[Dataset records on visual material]
◇ ◇ ◇ ◇

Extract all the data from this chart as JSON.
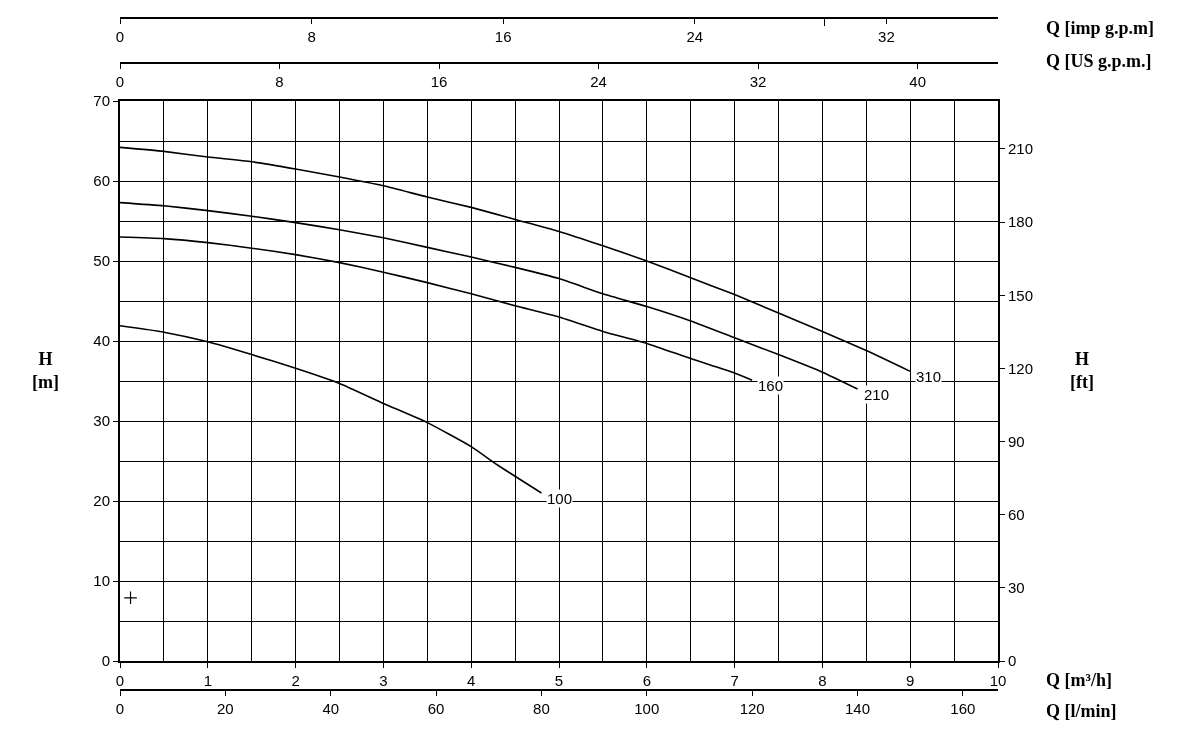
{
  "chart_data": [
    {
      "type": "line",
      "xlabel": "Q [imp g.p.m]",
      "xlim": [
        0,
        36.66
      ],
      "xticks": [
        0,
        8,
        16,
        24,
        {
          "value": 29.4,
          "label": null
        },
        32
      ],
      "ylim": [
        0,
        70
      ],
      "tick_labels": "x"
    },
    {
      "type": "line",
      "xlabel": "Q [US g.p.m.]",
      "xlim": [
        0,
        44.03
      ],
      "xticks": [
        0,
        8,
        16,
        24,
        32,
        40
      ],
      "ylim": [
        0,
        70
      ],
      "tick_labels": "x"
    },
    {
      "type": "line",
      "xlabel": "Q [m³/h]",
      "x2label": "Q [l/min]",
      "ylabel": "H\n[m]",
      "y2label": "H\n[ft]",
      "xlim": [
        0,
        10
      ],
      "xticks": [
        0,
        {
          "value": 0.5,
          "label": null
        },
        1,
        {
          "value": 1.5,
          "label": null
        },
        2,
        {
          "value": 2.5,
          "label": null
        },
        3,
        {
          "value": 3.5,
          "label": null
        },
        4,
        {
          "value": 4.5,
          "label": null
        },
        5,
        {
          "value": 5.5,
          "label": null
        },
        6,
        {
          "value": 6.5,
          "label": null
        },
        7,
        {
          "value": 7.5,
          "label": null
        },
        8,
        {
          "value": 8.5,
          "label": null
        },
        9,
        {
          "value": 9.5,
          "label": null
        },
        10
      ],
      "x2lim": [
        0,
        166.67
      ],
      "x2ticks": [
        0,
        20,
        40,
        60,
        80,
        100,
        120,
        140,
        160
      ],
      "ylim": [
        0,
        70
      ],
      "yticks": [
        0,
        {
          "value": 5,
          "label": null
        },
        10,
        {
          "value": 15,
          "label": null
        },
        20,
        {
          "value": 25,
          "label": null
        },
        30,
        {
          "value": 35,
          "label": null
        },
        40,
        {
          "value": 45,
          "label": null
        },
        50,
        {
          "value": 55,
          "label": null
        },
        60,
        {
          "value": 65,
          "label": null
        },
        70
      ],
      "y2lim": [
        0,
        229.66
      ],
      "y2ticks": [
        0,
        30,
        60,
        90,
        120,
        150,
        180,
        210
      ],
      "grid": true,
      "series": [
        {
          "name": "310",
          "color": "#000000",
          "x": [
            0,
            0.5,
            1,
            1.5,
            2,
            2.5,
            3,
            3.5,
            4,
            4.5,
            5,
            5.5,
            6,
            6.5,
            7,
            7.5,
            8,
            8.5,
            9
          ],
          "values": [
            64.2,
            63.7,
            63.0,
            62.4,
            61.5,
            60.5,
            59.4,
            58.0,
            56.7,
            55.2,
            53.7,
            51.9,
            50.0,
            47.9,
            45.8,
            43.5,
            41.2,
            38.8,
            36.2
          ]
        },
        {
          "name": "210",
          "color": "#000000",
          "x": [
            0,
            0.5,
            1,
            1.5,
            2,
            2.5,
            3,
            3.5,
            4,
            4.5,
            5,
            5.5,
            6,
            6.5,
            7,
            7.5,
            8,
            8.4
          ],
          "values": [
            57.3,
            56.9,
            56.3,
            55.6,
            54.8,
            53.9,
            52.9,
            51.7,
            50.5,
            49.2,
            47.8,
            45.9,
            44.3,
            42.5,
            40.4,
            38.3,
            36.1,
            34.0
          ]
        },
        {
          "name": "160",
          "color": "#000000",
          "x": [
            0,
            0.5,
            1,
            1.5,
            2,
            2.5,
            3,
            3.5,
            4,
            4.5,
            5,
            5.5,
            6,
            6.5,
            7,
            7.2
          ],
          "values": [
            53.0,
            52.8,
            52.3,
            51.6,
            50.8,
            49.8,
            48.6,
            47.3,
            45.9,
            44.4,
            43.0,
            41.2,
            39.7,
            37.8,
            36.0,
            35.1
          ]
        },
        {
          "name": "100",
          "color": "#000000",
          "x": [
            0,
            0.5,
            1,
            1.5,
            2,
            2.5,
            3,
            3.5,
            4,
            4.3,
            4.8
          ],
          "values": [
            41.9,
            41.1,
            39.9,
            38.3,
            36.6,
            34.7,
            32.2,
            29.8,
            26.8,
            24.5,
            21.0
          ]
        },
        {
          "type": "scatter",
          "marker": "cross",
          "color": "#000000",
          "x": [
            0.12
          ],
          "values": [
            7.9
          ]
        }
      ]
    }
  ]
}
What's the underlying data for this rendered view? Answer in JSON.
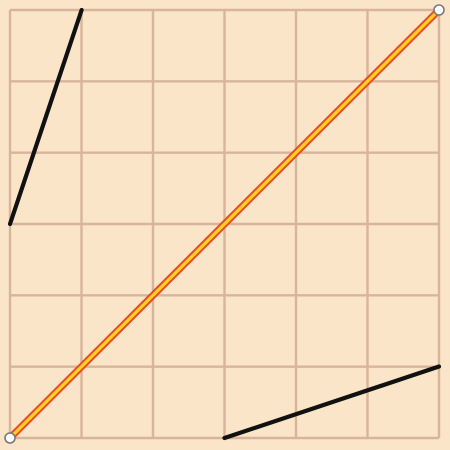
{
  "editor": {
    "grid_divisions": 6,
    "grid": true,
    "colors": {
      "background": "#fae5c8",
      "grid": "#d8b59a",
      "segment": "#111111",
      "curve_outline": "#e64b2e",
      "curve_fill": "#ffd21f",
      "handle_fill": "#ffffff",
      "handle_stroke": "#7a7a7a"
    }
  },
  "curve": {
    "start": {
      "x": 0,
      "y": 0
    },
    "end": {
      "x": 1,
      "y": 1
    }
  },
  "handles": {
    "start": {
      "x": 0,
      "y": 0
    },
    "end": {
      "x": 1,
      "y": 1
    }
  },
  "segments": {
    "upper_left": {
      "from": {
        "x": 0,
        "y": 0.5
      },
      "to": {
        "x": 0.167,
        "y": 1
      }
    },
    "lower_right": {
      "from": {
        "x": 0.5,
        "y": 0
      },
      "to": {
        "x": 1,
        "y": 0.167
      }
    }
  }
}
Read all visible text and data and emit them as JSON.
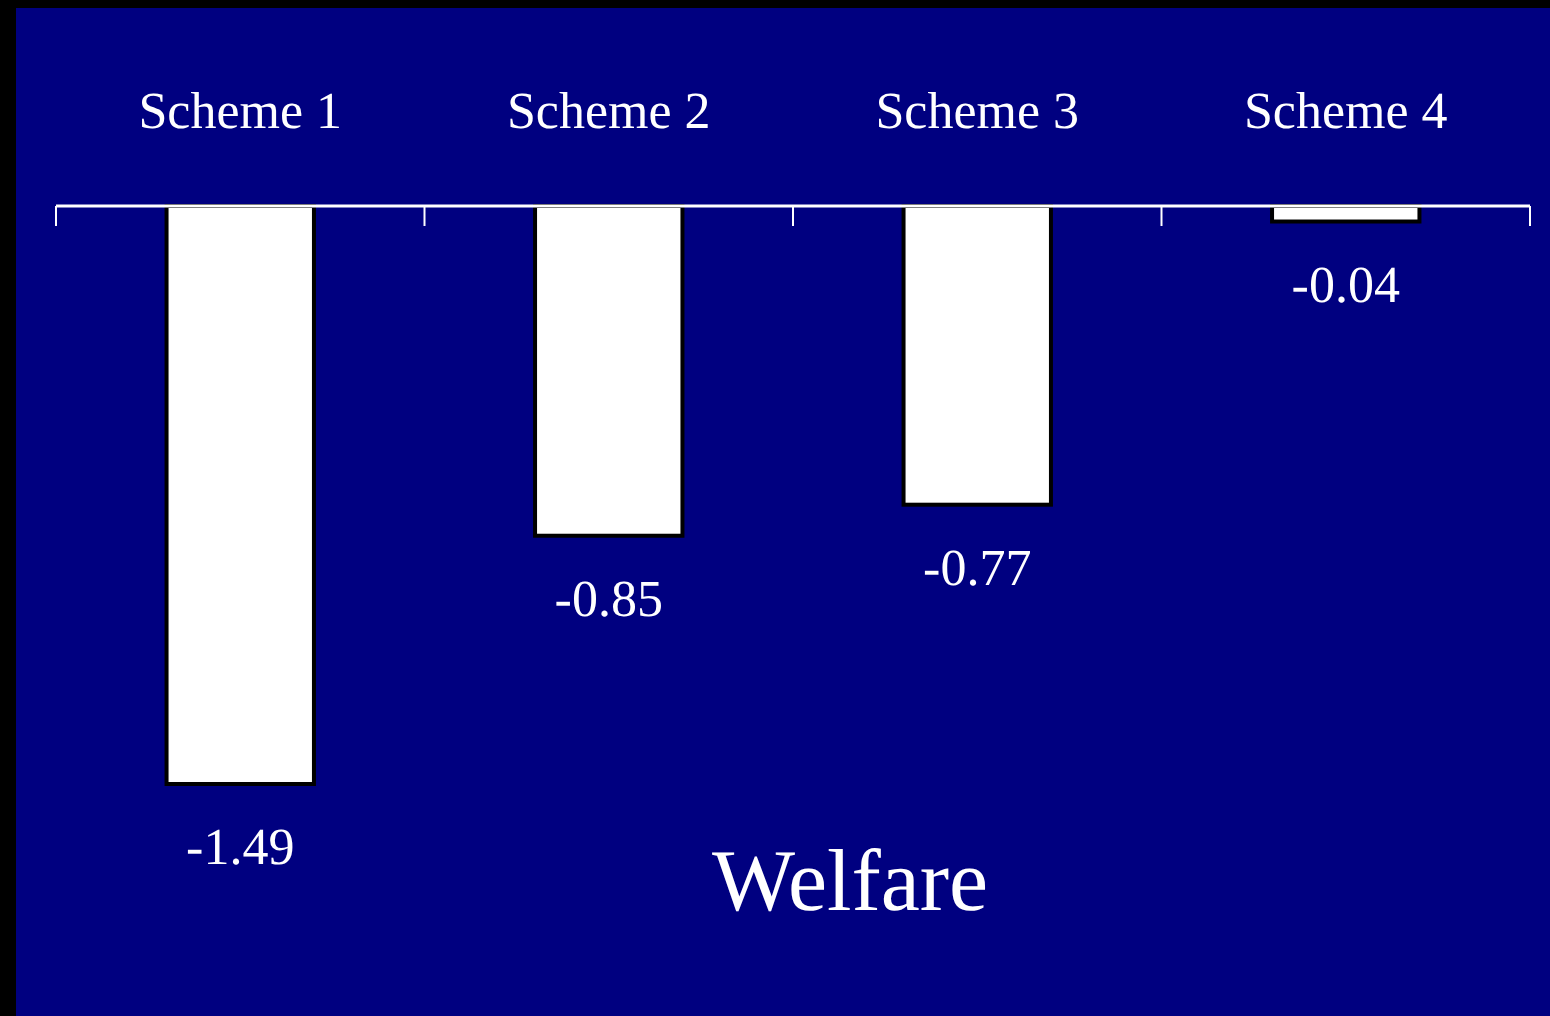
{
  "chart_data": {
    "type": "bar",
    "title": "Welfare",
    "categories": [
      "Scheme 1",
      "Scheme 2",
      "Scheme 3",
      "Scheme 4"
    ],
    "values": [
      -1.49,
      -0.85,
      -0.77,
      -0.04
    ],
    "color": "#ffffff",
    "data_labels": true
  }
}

◇ ◇ ◇ ◇

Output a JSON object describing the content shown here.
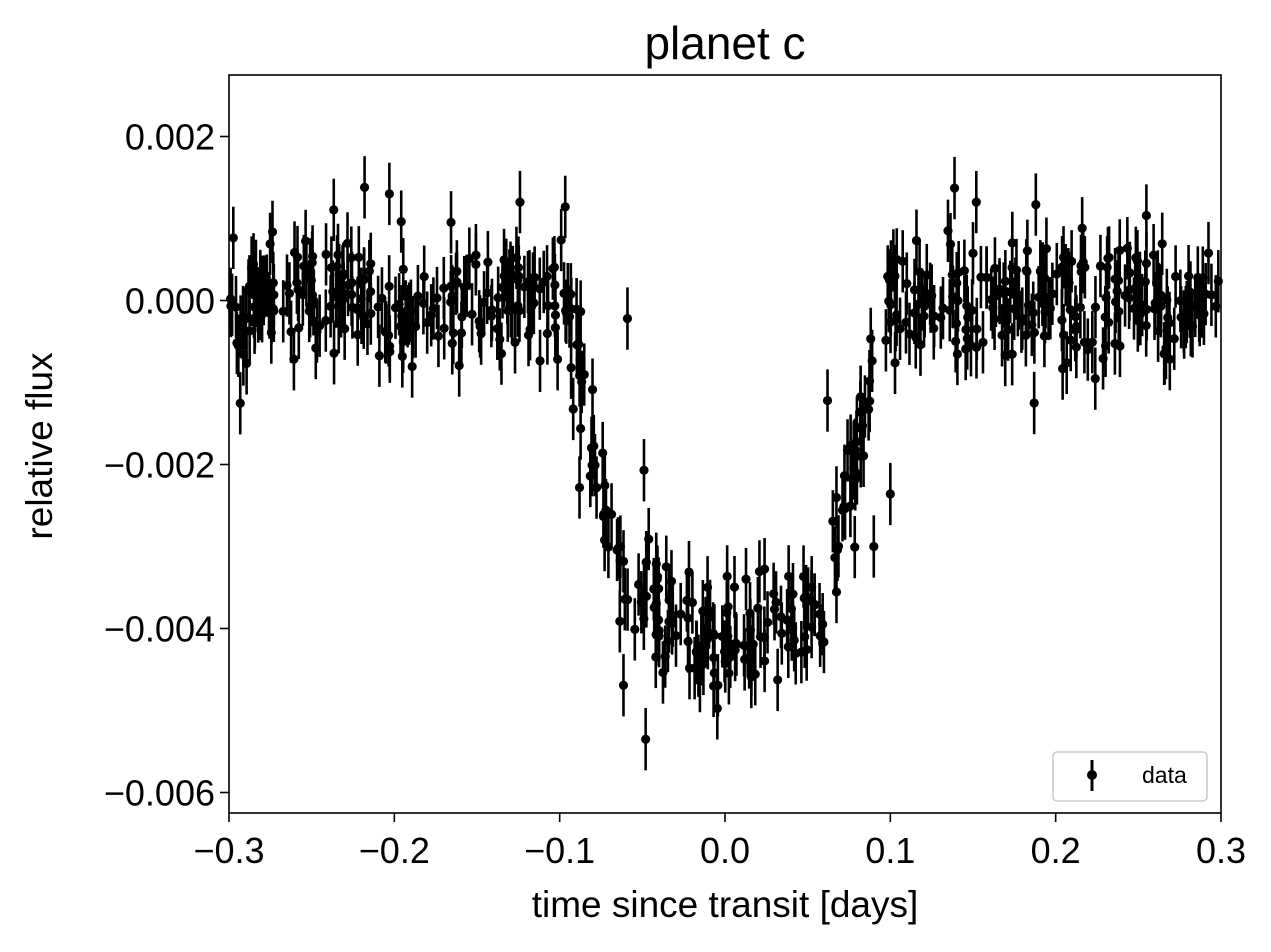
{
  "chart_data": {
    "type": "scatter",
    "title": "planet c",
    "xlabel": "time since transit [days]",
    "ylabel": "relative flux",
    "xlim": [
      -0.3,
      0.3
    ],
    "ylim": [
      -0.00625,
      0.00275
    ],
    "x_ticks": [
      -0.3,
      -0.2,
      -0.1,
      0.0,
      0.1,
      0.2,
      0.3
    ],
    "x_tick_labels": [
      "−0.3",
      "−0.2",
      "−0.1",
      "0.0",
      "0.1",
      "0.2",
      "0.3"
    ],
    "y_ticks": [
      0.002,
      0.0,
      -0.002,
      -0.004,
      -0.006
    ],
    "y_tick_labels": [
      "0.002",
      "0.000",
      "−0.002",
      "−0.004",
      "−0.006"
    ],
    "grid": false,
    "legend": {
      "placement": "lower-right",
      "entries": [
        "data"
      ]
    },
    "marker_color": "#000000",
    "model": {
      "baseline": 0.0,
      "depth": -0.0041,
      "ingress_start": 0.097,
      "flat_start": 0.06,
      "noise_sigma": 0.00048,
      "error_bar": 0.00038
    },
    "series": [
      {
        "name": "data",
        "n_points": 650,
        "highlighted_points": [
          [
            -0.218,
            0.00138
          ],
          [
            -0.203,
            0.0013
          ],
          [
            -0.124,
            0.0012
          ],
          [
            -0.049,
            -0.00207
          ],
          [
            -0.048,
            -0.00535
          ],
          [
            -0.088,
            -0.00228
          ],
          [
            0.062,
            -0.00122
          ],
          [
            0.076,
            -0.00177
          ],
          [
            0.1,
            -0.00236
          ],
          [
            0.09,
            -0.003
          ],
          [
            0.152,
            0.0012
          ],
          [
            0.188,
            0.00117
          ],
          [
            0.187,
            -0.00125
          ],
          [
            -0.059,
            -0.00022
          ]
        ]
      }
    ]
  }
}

◇ ◇ ◇ ◇

From the listing above, pick out each line where the word "name" appears.

          "name": "310",
          "name": "210",
          "name": "160",
          "name": "100",
        "name": "data",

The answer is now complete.